* **WHAT THE TASK REQUIRES**
Copy each line below that contains "text".

** Start DATA FOR THE TASK **

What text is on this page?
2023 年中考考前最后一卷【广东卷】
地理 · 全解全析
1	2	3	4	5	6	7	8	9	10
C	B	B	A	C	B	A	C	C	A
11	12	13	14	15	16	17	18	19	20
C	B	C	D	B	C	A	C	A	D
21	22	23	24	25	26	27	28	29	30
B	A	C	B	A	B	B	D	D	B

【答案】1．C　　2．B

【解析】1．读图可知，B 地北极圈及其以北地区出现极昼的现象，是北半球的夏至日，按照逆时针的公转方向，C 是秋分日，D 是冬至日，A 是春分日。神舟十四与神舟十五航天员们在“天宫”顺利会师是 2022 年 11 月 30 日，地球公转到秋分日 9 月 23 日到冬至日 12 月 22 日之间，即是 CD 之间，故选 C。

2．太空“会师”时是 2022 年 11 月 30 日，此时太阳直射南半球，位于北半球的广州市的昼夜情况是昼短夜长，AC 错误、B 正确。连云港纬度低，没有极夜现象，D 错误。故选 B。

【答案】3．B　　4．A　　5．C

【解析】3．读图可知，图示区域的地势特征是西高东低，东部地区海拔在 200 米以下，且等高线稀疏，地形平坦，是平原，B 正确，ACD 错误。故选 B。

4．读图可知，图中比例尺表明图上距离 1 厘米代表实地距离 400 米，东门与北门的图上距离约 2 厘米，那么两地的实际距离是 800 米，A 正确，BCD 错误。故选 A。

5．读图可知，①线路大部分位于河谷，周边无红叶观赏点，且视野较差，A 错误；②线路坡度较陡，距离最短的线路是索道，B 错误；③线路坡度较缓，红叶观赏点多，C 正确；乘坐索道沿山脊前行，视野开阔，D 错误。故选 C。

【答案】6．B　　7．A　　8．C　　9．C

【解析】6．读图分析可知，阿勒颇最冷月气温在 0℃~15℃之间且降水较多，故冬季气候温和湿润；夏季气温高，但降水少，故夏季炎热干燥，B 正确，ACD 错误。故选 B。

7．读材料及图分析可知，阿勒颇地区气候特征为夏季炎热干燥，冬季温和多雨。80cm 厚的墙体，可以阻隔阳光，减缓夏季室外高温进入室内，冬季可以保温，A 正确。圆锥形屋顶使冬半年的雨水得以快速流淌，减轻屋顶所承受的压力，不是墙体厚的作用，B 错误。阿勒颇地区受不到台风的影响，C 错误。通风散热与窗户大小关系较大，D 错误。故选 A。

** End DATA FOR THE TASK **
** Start DATA FOR THE TASK **

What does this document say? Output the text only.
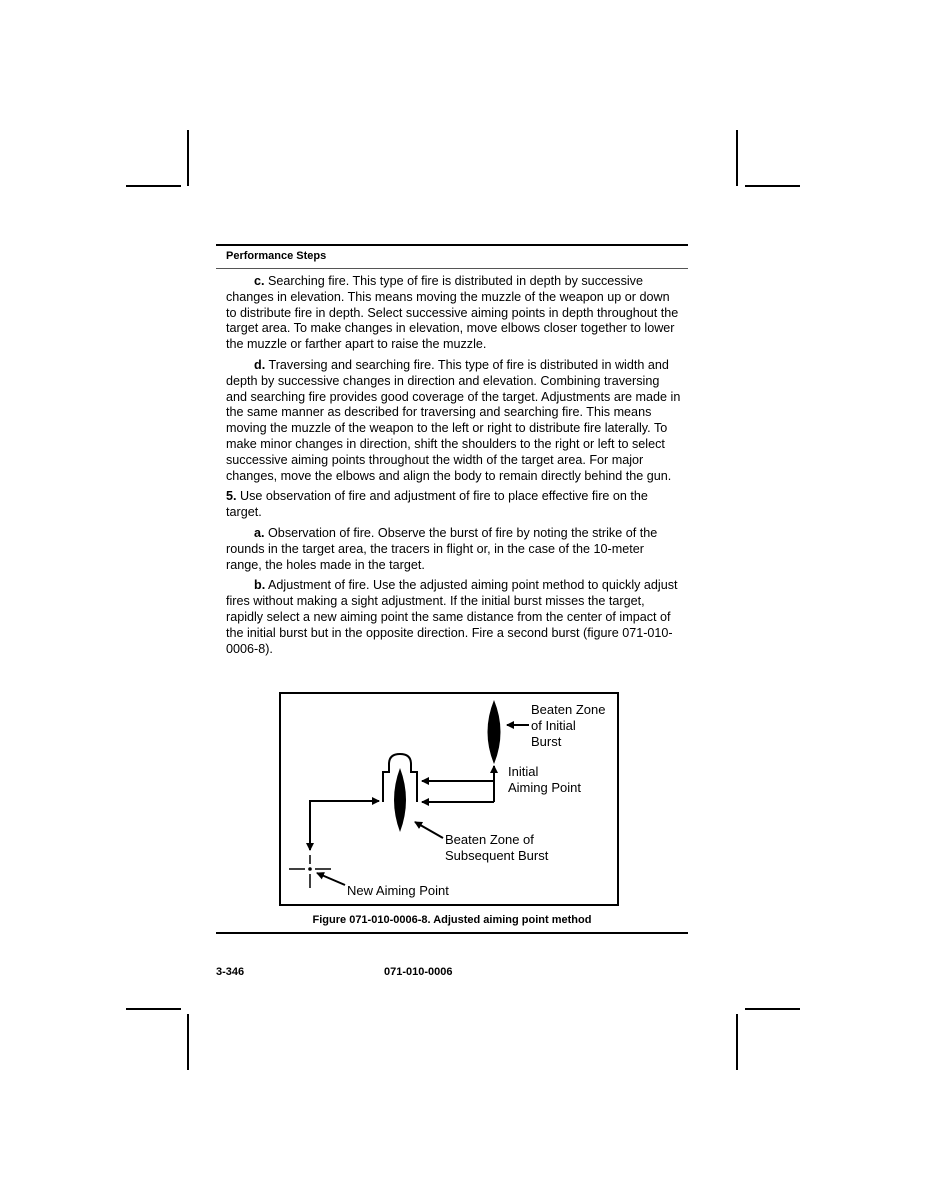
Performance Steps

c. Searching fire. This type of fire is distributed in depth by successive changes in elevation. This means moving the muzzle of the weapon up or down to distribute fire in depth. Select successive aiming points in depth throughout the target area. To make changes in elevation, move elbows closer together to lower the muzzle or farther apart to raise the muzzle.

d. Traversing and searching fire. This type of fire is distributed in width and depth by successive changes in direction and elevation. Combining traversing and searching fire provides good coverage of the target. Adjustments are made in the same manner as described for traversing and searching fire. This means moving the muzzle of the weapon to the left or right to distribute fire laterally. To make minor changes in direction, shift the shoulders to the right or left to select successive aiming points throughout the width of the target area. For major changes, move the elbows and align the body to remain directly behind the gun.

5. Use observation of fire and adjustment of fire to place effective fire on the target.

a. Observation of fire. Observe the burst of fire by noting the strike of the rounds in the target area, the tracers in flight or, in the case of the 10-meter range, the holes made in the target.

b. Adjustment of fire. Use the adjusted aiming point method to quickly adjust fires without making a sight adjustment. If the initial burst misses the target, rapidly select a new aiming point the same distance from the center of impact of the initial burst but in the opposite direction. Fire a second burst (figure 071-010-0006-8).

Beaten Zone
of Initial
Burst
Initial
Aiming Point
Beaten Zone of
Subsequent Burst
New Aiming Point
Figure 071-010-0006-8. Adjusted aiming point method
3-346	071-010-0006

** End DATA FOR THE TASK **

* **FINAL RESULT**
What text is on this page?
What does this document say? Output the text only.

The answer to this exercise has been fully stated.